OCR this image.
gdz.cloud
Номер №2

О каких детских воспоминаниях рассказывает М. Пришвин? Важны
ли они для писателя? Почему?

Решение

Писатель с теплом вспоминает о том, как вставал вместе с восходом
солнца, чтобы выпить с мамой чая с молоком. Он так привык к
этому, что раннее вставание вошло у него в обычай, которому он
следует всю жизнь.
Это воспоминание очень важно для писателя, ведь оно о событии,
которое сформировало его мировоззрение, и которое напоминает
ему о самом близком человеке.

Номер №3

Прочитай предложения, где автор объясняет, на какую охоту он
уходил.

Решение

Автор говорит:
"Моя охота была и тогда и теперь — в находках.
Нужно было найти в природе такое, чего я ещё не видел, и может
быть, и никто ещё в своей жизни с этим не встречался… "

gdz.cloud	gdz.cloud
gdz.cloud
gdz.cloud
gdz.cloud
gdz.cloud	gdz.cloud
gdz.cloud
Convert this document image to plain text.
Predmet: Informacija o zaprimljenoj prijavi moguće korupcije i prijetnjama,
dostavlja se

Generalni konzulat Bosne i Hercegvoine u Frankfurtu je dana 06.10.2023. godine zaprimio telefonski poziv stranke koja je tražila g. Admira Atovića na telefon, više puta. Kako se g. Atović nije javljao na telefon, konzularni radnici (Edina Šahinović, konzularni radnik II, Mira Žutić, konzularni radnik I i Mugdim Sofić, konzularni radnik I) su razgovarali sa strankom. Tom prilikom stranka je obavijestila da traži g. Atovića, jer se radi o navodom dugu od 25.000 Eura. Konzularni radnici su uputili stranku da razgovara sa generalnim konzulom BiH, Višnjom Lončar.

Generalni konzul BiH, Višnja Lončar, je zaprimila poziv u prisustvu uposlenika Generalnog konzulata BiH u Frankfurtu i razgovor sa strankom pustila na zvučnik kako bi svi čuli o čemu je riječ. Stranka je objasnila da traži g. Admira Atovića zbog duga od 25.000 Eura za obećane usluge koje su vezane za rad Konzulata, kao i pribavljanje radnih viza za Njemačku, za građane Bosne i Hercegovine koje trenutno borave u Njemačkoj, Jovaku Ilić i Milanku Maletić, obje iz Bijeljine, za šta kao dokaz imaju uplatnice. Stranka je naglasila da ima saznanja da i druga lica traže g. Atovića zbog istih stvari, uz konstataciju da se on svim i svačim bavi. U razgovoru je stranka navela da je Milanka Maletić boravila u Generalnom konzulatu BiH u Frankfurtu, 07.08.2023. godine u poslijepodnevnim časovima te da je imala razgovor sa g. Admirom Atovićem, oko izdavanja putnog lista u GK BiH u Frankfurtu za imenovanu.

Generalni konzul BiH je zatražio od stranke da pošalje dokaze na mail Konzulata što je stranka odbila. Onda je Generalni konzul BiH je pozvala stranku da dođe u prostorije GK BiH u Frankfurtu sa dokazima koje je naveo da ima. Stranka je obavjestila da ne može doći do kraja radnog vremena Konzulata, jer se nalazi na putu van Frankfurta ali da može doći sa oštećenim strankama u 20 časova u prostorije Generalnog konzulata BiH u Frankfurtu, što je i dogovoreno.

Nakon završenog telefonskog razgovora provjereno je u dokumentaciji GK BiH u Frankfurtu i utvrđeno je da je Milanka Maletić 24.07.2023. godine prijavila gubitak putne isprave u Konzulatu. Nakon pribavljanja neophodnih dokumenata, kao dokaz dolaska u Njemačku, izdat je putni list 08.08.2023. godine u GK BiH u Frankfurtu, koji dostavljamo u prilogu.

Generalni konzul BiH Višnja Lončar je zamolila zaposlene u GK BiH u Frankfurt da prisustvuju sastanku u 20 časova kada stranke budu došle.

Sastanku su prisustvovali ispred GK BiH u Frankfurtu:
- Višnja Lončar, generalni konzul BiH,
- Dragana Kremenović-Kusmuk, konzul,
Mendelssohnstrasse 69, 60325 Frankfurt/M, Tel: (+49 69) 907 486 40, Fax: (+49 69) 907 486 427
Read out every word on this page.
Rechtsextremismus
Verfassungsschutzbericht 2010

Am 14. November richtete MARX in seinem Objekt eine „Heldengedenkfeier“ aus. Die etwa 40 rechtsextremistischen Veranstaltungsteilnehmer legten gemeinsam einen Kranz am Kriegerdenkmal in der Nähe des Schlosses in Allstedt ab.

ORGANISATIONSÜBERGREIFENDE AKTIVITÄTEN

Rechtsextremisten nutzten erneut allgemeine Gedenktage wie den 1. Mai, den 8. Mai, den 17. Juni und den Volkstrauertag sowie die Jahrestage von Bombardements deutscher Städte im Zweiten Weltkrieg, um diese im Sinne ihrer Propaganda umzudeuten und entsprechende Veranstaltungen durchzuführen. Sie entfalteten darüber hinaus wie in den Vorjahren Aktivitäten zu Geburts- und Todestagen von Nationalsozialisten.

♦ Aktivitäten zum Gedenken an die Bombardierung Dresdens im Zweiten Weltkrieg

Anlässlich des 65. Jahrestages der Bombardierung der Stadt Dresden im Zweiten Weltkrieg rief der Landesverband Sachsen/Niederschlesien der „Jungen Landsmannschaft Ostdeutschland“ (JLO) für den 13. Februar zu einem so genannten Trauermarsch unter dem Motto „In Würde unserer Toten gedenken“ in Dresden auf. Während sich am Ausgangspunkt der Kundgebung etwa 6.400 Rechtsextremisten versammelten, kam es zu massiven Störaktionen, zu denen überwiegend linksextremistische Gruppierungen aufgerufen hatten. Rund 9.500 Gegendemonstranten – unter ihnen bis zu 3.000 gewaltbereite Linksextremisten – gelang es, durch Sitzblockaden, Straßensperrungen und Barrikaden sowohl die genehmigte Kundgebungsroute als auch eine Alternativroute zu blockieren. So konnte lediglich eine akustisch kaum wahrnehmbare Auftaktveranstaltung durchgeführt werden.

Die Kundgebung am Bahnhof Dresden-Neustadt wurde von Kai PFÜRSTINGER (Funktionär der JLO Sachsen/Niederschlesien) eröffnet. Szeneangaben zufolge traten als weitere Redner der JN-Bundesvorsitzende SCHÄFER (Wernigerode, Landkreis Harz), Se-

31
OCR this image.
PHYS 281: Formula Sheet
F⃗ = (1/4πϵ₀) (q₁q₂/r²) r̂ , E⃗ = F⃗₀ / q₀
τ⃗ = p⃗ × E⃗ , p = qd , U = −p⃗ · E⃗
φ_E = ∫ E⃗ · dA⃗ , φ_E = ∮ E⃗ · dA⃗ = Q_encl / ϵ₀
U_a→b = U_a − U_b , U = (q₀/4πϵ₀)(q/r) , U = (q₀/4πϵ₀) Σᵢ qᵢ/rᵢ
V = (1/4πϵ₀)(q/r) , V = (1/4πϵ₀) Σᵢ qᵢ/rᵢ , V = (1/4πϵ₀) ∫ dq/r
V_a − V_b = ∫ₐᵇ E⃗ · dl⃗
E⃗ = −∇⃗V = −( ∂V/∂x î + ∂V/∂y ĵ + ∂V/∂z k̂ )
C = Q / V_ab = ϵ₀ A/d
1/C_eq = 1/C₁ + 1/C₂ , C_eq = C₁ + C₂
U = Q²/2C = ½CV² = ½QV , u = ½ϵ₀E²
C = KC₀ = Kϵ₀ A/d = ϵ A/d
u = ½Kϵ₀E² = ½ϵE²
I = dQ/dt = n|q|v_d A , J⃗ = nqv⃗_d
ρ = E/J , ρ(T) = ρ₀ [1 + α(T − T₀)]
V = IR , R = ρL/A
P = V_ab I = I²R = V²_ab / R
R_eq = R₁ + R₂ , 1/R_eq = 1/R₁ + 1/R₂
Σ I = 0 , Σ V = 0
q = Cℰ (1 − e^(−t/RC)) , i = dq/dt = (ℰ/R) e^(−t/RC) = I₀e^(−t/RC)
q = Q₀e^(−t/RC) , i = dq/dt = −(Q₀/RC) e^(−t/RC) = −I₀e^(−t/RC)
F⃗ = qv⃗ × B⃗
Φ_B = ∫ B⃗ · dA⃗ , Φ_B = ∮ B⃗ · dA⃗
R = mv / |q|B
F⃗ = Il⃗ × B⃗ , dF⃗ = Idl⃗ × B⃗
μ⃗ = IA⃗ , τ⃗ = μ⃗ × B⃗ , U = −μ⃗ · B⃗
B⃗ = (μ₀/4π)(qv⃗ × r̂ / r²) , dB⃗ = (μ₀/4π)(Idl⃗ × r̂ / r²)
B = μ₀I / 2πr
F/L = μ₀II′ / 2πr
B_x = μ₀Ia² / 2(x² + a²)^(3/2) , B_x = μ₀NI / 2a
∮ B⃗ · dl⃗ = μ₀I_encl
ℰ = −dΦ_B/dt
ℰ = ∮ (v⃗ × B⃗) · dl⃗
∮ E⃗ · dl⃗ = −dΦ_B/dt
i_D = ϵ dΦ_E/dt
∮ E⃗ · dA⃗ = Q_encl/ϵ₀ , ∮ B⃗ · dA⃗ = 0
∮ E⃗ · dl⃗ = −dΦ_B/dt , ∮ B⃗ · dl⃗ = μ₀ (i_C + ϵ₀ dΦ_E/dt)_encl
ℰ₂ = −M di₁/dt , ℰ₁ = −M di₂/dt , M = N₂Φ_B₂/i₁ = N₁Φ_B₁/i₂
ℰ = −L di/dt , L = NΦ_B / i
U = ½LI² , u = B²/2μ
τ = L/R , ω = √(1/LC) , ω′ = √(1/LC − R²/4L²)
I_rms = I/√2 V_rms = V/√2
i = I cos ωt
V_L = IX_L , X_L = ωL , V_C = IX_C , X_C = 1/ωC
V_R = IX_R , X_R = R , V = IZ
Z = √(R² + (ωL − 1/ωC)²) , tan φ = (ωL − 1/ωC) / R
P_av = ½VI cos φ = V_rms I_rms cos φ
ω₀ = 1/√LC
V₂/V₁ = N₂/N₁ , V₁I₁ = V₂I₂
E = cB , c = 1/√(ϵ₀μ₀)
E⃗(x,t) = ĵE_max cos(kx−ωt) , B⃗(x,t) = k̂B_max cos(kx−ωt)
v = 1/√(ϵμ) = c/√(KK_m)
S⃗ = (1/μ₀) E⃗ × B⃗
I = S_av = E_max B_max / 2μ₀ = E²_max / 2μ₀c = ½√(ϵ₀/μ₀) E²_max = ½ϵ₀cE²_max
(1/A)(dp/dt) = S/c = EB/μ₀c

□ □ □

Instructions for the task – Tally the lines that hold the string "Bombardierung" and state the total, nothing more.

Written reply – 2